The problem:
Transcribe the records below exactly, leaving out any pictures.

-- Start Material for the task --

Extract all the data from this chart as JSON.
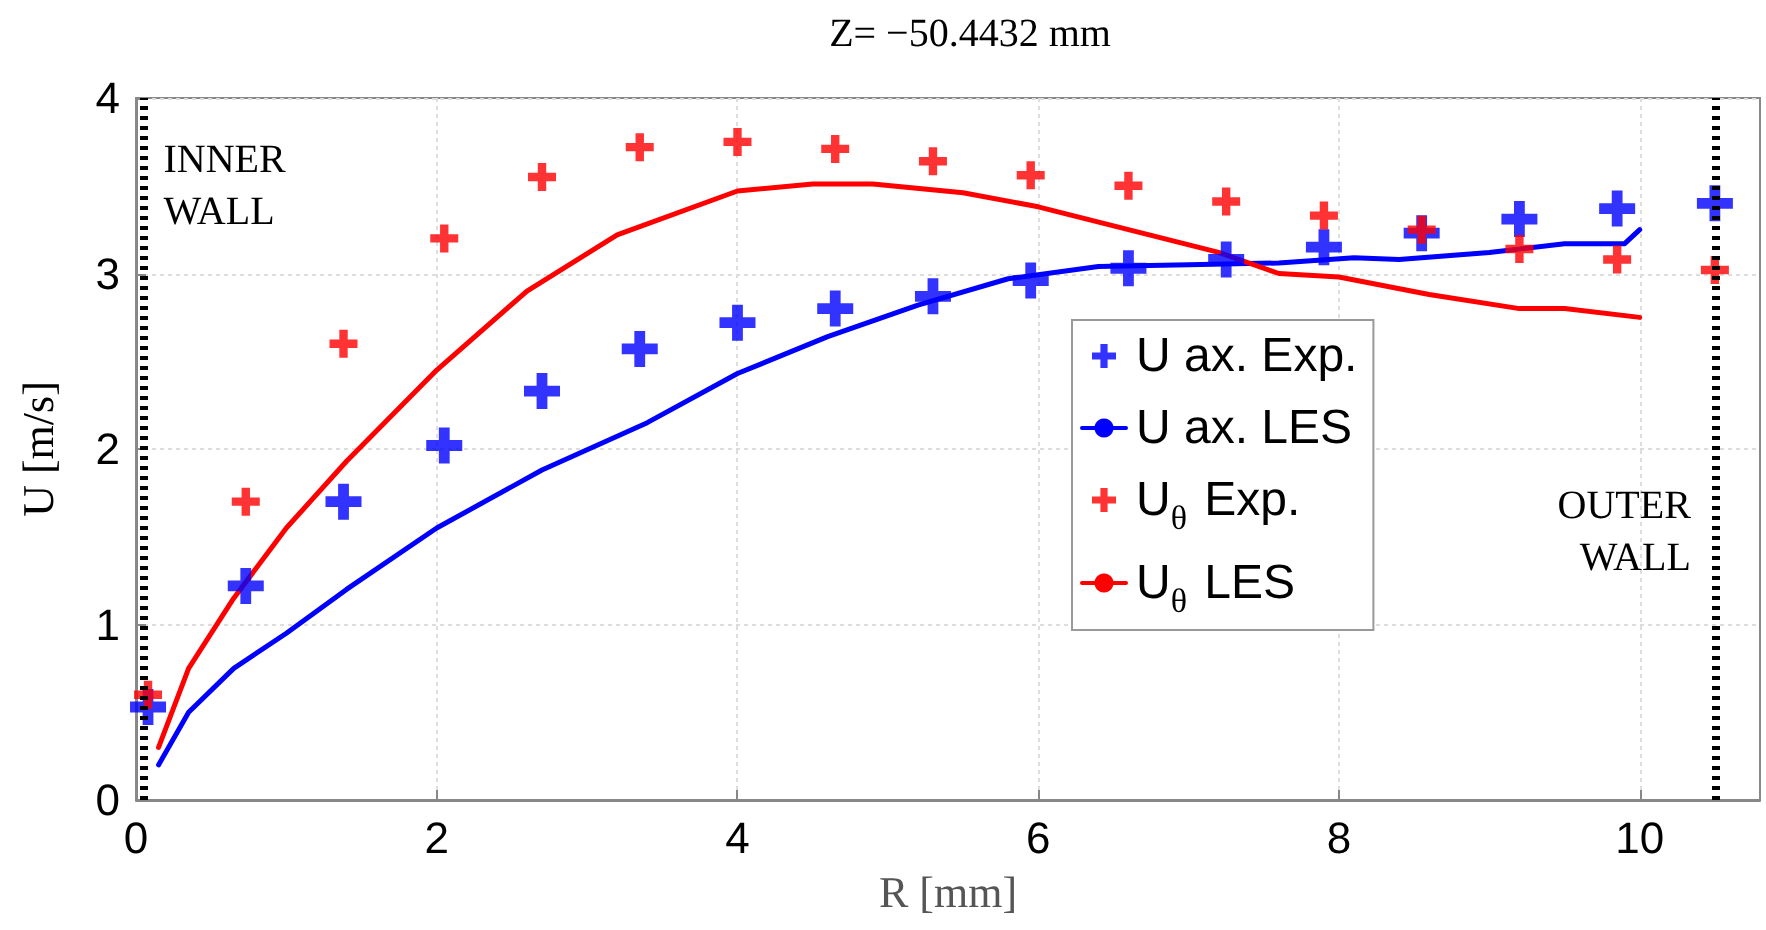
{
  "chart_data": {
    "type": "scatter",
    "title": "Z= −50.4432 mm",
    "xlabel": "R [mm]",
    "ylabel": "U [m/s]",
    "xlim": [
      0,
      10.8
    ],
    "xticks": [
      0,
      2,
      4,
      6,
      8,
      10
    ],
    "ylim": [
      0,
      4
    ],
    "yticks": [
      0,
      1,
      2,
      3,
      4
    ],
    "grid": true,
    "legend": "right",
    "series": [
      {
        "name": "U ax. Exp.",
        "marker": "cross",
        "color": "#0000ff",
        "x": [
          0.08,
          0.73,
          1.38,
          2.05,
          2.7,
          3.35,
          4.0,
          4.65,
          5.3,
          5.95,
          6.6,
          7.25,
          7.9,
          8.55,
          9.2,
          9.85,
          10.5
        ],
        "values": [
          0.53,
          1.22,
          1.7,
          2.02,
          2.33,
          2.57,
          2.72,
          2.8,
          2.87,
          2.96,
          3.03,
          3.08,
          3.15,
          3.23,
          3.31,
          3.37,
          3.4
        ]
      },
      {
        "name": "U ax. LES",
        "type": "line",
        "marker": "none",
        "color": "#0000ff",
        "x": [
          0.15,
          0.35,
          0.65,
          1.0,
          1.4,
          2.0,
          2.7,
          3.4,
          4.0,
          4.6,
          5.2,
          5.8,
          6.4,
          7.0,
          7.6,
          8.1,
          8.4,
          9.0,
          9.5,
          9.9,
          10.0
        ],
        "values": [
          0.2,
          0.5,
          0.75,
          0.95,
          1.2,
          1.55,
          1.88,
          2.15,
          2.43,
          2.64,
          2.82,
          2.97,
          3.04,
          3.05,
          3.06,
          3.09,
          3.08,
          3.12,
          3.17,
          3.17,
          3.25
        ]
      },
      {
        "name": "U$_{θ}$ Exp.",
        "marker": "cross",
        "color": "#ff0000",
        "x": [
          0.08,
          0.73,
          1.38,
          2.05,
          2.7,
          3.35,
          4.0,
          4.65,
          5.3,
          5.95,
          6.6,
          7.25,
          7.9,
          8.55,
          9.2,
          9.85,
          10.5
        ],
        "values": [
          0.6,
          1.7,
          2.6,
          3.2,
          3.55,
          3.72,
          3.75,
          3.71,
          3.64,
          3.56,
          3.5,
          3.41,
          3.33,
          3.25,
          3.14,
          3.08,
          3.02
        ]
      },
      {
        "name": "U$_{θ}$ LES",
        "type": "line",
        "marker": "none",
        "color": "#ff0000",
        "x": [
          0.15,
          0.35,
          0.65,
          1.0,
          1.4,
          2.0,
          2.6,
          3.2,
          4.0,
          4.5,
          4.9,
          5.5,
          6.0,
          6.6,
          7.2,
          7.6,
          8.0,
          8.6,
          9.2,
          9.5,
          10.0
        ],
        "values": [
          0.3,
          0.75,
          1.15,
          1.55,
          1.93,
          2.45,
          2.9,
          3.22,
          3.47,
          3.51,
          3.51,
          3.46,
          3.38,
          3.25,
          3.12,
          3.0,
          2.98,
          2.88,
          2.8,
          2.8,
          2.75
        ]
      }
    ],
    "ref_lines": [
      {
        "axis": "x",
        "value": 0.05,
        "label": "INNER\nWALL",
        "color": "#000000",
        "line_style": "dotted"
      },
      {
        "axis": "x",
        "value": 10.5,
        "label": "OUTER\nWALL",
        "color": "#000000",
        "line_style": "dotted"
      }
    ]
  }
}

-- End Material for the task --

Task output:
Extract all the data from this chart as JSON.
{
  "chart_data": {
    "type": "scatter",
    "title": "Z= −50.4432 mm",
    "xlabel": "R [mm]",
    "ylabel": "U [m/s]",
    "xlim": [
      0,
      10.8
    ],
    "xticks": [
      0,
      2,
      4,
      6,
      8,
      10
    ],
    "ylim": [
      0,
      4
    ],
    "yticks": [
      0,
      1,
      2,
      3,
      4
    ],
    "grid": true,
    "legend": "right",
    "series": [
      {
        "name": "U ax. Exp.",
        "marker": "cross",
        "color": "#0000ff",
        "x": [
          0.08,
          0.73,
          1.38,
          2.05,
          2.7,
          3.35,
          4.0,
          4.65,
          5.3,
          5.95,
          6.6,
          7.25,
          7.9,
          8.55,
          9.2,
          9.85,
          10.5
        ],
        "values": [
          0.53,
          1.22,
          1.7,
          2.02,
          2.33,
          2.57,
          2.72,
          2.8,
          2.87,
          2.96,
          3.03,
          3.08,
          3.15,
          3.23,
          3.31,
          3.37,
          3.4
        ]
      },
      {
        "name": "U ax. LES",
        "type": "line",
        "marker": "none",
        "color": "#0000ff",
        "x": [
          0.15,
          0.35,
          0.65,
          1.0,
          1.4,
          2.0,
          2.7,
          3.4,
          4.0,
          4.6,
          5.2,
          5.8,
          6.4,
          7.0,
          7.6,
          8.1,
          8.4,
          9.0,
          9.5,
          9.9,
          10.0
        ],
        "values": [
          0.2,
          0.5,
          0.75,
          0.95,
          1.2,
          1.55,
          1.88,
          2.15,
          2.43,
          2.64,
          2.82,
          2.97,
          3.04,
          3.05,
          3.06,
          3.09,
          3.08,
          3.12,
          3.17,
          3.17,
          3.25
        ]
      },
      {
        "name": "U$_{θ}$ Exp.",
        "marker": "cross",
        "color": "#ff0000",
        "x": [
          0.08,
          0.73,
          1.38,
          2.05,
          2.7,
          3.35,
          4.0,
          4.65,
          5.3,
          5.95,
          6.6,
          7.25,
          7.9,
          8.55,
          9.2,
          9.85,
          10.5
        ],
        "values": [
          0.6,
          1.7,
          2.6,
          3.2,
          3.55,
          3.72,
          3.75,
          3.71,
          3.64,
          3.56,
          3.5,
          3.41,
          3.33,
          3.25,
          3.14,
          3.08,
          3.02
        ]
      },
      {
        "name": "U$_{θ}$ LES",
        "type": "line",
        "marker": "none",
        "color": "#ff0000",
        "x": [
          0.15,
          0.35,
          0.65,
          1.0,
          1.4,
          2.0,
          2.6,
          3.2,
          4.0,
          4.5,
          4.9,
          5.5,
          6.0,
          6.6,
          7.2,
          7.6,
          8.0,
          8.6,
          9.2,
          9.5,
          10.0
        ],
        "values": [
          0.3,
          0.75,
          1.15,
          1.55,
          1.93,
          2.45,
          2.9,
          3.22,
          3.47,
          3.51,
          3.51,
          3.46,
          3.38,
          3.25,
          3.12,
          3.0,
          2.98,
          2.88,
          2.8,
          2.8,
          2.75
        ]
      }
    ],
    "ref_lines": [
      {
        "axis": "x",
        "value": 0.05,
        "label": "INNER\nWALL",
        "color": "#000000",
        "line_style": "dotted"
      },
      {
        "axis": "x",
        "value": 10.5,
        "label": "OUTER\nWALL",
        "color": "#000000",
        "line_style": "dotted"
      }
    ]
  }
}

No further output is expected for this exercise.